[START OF Data extract]
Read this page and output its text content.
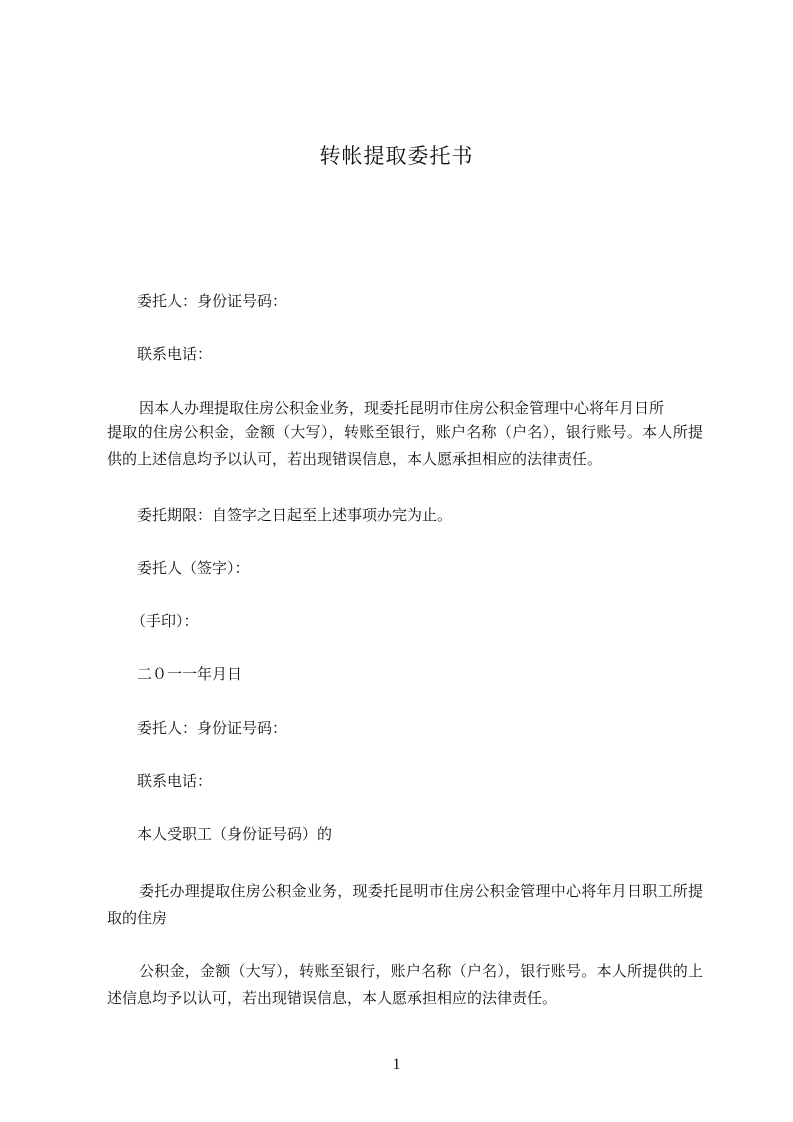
转帐提取委托书

委托人：身份证号码：

联系电话：

因本人办理提取住房公积金业务，现委托昆明市住房公积金管理中心将年月日所

提取的住房公积金，金额（大写），转账至银行，账户名称（户名），银行账号。本人所提供的上述信息均予以认可，若出现错误信息，本人愿承担相应的法律责任。

委托期限：自签字之日起至上述事项办完为止。

委托人（签字）：

（手印）：

二０一一年月日

委托人：身份证号码：

联系电话：

本人受职工（身份证号码）的

委托办理提取住房公积金业务，现委托昆明市住房公积金管理中心将年月日职工所提取的住房

公积金，金额（大写），转账至银行，账户名称（户名），银行账号。本人所提供的上述信息均予以认可，若出现错误信息，本人愿承担相应的法律责任。

1
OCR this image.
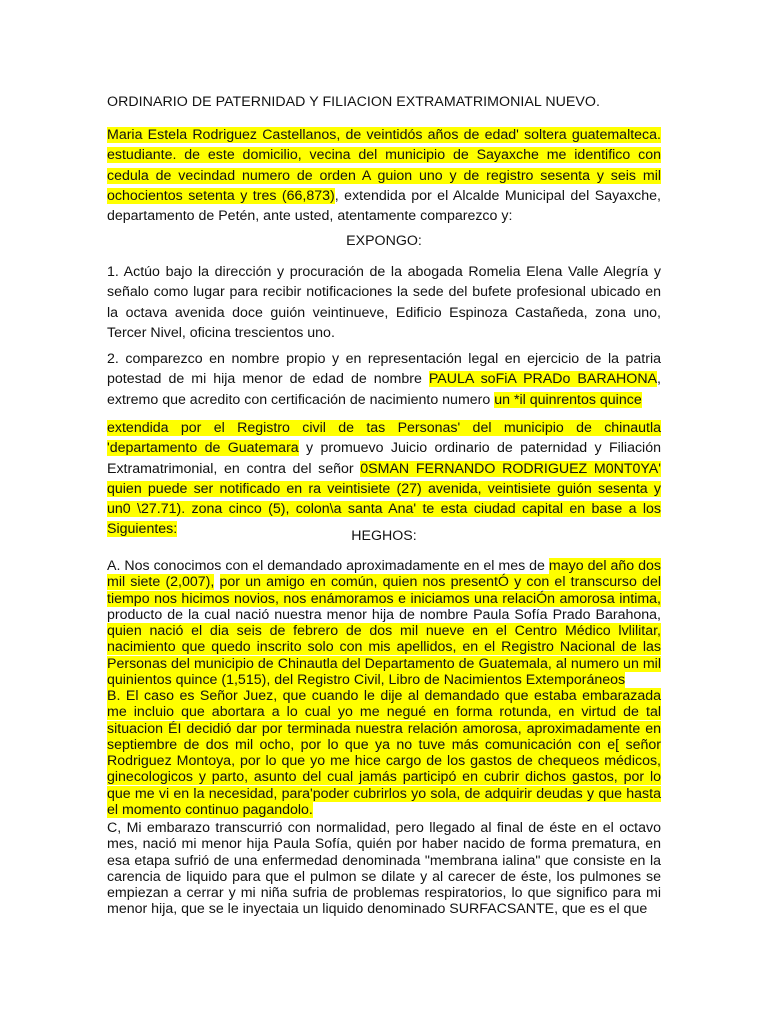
ORDINARIO DE PATERNIDAD Y FILIACION EXTRAMATRIMONIAL NUEVO.
Maria Estela Rodriguez Castellanos, de veintidós años de edad' soltera guatemalteca. estudiante. de este domicilio, vecina del municipio de Sayaxche me identifico con cedula de vecindad numero de orden A guion uno y de registro sesenta y seis mil ochocientos setenta y tres (66,873), extendida por el Alcalde Municipal del Sayaxche, departamento de Petén, ante usted, atentamente comparezco y:
EXPONGO:
1. Actúo bajo la dirección y procuración de la abogada Romelia Elena Valle Alegría y señalo como lugar para recibir notificaciones la sede del bufete profesional ubicado en la octava avenida doce guión veintinueve, Edificio Espinoza Castañeda, zona uno, Tercer Nivel, oficina trescientos uno.
2. comparezco en nombre propio y en representación legal en ejercicio de la patria potestad de mi hija menor de edad de nombre PAULA soFiA PRADo BARAHONA, extremo que acredito con certificación de nacimiento numero un *il quinrentos quince
extendida por el Registro civil de tas Personas' del municipio de chinautla 'departamento de Guatemara y promuevo Juicio ordinario de paternidad y Filiación Extramatrimonial, en contra del señor 0SMAN FERNANDO RODRIGUEZ M0NT0YA' quien puede ser notificado en ra veintisiete (27) avenida, veintisiete guión sesenta y un0 \27.71). zona cinco (5), colon\a santa Ana' te esta ciudad capital en base a los Siguientes:	HEGHOS:
A. Nos conocimos con el demandado aproximadamente en el mes de mayo del año dos mil siete (2,007), por un amigo en común, quien nos presentÓ y con el transcurso del tiempo nos hicimos novios, nos enámoramos e iniciamos una relaciÓn amorosa intima, producto de la cual nació nuestra menor hija de nombre Paula Sofía Prado Barahona, quien nació el dia seis de febrero de dos mil nueve en el Centro Médico lvlilitar, nacimiento que quedo inscrito solo con mis apellidos, en el Registro Nacional de las Personas del municipio de Chinautla del Departamento de Guatemala, al numero un mil quinientos quince (1,515), del Registro Civil, Libro de Nacimientos Extemporáneos
B. El caso es Señor Juez, que cuando le dije al demandado que estaba embarazada me incluio que abortara a lo cual yo me negué en forma rotunda, en virtud de tal situacion ÉI decidió dar por terminada nuestra relación amorosa, aproximadamente en septiembre de dos mil ocho, por lo que ya no tuve más comunicación con e[ señor Rodriguez Montoya, por lo que yo me hice cargo de los gastos de chequeos médicos, ginecologicos y parto, asunto del cual jamás participó en cubrir dichos gastos, por lo que me vi en la necesidad, para'poder cubrirlos yo sola, de adquirir deudas y que hasta el momento continuo pagandolo.
C, Mi embarazo transcurrió con normalidad, pero llegado al final de éste en el octavo mes, nació mi menor hija Paula Sofía, quién por haber nacido de forma prematura, en esa etapa sufrió de una enfermedad denominada "membrana ialina" que consiste en la carencia de liquido para que el pulmon se dilate y al carecer de éste, los pulmones se empiezan a cerrar y mi niña sufria de problemas respiratorios, lo que significo para mi menor hija, que se le inyectaia un liquido denominado SURFACSANTE, que es el que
[END OF Data extract]
• What is being asked:
Show all lines above holding "本人所提供的上述信息均予以认可".

• Task result:
提取的住房公积金，金额（大写），转账至银行，账户名称（户名），银行账号。本人所提供的上述信息均予以认可，若出现错误信息，本人愿承担相应的法律责任。
公积金，金额（大写），转账至银行，账户名称（户名），银行账号。本人所提供的上述信息均予以认可，若出现错误信息，本人愿承担相应的法律责任。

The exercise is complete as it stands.